**YOUR TASK**
Copy out every line in the entries below that includes "Place".

**RECORDS PROVIDED**
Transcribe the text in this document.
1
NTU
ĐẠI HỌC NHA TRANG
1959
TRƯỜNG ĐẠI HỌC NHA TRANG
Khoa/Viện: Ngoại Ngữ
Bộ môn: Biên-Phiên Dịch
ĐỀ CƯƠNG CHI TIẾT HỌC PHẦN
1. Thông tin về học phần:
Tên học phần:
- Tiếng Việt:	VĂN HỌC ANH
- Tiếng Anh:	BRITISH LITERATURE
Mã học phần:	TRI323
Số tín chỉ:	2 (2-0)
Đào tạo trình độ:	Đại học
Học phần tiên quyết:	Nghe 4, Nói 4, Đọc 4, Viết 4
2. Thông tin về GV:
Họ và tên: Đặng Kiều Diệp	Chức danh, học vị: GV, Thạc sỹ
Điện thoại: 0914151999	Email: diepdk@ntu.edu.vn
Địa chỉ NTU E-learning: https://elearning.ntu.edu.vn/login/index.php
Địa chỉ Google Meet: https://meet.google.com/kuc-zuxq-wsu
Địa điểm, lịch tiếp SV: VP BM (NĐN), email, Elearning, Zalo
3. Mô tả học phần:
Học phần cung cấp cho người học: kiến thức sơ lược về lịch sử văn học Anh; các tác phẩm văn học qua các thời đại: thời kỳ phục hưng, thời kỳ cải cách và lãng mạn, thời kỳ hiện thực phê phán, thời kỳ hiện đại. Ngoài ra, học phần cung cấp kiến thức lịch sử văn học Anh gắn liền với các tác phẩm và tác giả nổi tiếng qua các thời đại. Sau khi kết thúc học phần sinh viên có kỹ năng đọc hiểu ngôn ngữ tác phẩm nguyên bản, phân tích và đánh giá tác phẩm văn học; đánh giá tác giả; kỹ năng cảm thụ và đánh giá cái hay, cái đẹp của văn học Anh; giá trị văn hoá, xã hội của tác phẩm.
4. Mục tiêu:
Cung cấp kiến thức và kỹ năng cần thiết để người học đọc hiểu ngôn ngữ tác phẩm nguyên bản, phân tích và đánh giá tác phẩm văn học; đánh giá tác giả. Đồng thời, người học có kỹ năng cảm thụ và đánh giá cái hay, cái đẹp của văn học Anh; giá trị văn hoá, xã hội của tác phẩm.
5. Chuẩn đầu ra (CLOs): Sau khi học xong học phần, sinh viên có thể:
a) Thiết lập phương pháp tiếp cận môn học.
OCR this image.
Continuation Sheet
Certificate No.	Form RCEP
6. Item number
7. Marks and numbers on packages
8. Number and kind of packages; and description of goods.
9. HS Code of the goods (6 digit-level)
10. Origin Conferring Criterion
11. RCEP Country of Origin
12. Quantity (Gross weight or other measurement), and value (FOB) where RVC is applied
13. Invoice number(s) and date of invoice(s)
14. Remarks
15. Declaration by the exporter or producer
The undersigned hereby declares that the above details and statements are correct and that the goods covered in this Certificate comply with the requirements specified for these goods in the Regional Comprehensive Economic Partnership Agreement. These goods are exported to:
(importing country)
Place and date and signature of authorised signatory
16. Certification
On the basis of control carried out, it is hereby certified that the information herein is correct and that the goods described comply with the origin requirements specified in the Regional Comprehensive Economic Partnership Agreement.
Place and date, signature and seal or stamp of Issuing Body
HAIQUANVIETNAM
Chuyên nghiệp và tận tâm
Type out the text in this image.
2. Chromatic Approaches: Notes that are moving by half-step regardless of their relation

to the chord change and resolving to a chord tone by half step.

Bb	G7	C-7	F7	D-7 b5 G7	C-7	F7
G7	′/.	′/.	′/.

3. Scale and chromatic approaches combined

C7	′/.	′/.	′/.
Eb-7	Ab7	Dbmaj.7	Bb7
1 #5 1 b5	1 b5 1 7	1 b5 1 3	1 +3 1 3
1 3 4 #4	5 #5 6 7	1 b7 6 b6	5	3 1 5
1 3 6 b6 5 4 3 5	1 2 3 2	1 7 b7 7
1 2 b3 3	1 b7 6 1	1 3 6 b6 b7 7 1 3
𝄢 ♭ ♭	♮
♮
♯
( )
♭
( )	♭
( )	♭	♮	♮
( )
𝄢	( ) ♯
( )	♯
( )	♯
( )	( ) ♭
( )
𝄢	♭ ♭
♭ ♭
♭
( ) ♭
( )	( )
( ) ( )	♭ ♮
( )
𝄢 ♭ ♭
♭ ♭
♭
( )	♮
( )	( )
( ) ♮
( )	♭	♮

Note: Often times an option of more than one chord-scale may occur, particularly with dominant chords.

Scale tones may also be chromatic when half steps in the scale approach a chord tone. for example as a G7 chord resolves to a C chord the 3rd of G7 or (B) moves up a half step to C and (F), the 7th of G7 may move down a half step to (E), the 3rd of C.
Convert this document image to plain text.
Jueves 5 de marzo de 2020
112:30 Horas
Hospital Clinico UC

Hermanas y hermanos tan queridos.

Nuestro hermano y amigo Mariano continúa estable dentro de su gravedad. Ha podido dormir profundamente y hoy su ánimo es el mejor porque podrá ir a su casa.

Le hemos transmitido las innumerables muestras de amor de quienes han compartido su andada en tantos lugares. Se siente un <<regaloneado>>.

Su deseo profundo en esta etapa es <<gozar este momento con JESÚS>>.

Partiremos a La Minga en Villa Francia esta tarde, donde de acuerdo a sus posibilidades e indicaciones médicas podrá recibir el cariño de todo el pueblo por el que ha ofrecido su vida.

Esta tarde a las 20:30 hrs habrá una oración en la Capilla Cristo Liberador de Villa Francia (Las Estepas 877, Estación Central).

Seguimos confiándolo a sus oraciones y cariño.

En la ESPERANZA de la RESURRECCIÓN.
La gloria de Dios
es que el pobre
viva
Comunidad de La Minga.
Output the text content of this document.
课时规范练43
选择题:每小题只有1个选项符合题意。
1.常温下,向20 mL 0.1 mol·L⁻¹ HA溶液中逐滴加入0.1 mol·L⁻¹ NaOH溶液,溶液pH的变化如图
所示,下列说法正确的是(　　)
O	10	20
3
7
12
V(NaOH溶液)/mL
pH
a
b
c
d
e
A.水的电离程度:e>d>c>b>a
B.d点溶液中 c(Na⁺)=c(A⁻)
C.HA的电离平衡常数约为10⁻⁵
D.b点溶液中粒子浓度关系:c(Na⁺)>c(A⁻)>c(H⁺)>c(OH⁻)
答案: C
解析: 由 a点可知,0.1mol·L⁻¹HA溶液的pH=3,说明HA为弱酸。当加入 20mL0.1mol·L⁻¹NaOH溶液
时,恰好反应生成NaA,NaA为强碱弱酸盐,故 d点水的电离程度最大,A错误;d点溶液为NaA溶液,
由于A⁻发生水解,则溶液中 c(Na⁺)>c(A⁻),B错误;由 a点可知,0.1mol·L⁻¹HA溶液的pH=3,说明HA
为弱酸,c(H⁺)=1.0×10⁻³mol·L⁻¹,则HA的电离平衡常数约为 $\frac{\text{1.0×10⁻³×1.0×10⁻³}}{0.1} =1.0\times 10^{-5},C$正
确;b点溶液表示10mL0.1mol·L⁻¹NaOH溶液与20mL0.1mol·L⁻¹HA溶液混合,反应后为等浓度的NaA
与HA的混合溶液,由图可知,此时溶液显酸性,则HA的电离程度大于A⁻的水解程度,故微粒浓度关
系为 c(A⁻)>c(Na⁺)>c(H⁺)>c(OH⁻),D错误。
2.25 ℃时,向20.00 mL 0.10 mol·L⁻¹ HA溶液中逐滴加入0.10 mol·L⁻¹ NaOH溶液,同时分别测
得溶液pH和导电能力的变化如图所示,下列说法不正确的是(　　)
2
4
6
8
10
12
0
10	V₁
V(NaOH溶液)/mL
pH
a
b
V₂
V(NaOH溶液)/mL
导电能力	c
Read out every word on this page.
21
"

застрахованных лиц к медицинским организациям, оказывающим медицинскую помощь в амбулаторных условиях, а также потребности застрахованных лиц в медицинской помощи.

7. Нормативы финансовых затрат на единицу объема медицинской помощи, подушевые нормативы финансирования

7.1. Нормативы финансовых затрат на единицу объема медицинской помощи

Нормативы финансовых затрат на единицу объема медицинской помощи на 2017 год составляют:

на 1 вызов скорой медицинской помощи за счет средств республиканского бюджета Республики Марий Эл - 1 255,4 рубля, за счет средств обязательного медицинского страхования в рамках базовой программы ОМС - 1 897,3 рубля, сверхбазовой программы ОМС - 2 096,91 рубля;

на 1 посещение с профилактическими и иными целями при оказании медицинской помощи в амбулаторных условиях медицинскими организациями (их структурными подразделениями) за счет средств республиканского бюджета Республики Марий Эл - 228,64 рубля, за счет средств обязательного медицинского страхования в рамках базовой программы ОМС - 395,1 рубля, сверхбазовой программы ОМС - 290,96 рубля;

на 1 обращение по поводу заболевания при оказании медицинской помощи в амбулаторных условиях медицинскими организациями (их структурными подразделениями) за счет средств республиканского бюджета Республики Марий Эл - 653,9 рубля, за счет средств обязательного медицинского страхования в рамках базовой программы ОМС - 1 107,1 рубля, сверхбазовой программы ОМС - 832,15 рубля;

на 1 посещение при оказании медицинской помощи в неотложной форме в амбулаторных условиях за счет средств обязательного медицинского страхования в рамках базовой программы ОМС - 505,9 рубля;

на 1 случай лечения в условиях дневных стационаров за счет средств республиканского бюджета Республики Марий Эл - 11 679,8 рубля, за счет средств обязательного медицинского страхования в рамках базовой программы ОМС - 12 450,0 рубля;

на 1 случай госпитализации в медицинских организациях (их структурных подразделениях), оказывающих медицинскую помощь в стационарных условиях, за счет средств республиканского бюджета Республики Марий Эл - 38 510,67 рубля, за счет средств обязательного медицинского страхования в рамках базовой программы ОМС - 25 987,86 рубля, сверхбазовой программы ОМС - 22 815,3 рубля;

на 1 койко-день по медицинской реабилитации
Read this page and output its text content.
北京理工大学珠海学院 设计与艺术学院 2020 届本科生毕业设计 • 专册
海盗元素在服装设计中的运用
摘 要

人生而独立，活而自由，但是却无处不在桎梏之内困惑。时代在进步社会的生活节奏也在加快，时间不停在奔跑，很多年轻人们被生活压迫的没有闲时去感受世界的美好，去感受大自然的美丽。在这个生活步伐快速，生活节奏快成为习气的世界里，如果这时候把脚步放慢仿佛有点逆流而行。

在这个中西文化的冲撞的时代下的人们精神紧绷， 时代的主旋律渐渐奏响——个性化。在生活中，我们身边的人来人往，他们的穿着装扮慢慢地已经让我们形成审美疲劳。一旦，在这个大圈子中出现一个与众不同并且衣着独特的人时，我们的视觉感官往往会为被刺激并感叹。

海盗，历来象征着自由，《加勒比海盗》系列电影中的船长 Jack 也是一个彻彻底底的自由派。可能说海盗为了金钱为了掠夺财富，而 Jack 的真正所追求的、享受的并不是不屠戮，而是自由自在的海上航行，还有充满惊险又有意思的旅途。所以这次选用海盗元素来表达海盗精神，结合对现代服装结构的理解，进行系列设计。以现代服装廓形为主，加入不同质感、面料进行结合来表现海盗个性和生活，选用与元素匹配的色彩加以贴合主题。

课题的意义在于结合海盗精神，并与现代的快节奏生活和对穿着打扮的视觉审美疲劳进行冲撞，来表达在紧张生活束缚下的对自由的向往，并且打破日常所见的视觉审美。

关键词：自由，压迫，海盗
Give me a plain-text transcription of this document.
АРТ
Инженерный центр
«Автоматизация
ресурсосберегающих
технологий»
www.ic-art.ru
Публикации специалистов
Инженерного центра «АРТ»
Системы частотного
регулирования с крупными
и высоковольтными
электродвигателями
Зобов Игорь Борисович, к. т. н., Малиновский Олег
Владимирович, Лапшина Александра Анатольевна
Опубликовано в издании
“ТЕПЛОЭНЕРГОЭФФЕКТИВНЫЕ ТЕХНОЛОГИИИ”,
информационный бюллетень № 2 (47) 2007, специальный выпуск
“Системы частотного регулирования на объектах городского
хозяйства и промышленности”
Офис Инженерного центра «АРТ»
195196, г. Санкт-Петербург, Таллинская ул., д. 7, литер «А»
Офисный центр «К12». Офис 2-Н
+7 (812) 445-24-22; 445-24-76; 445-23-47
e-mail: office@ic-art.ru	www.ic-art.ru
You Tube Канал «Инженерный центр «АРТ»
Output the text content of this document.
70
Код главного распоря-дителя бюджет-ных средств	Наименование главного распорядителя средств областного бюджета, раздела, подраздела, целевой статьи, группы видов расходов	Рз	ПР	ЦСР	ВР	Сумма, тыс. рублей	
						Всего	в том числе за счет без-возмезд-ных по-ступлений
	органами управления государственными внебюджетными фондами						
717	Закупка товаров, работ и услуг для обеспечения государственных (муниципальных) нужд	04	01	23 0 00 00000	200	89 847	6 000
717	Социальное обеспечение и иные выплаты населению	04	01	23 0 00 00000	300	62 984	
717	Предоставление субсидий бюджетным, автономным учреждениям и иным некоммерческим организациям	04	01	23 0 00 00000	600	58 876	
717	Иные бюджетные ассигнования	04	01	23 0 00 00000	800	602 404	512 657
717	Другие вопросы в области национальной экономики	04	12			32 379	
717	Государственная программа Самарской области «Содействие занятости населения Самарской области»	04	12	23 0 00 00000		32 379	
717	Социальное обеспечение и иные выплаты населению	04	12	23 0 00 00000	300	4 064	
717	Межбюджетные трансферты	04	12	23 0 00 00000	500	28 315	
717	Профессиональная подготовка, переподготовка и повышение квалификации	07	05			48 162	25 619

**ANSWER BELOW**
Place and date and signature of authorised signatory
Place and date, signature and seal or stamp of Issuing Body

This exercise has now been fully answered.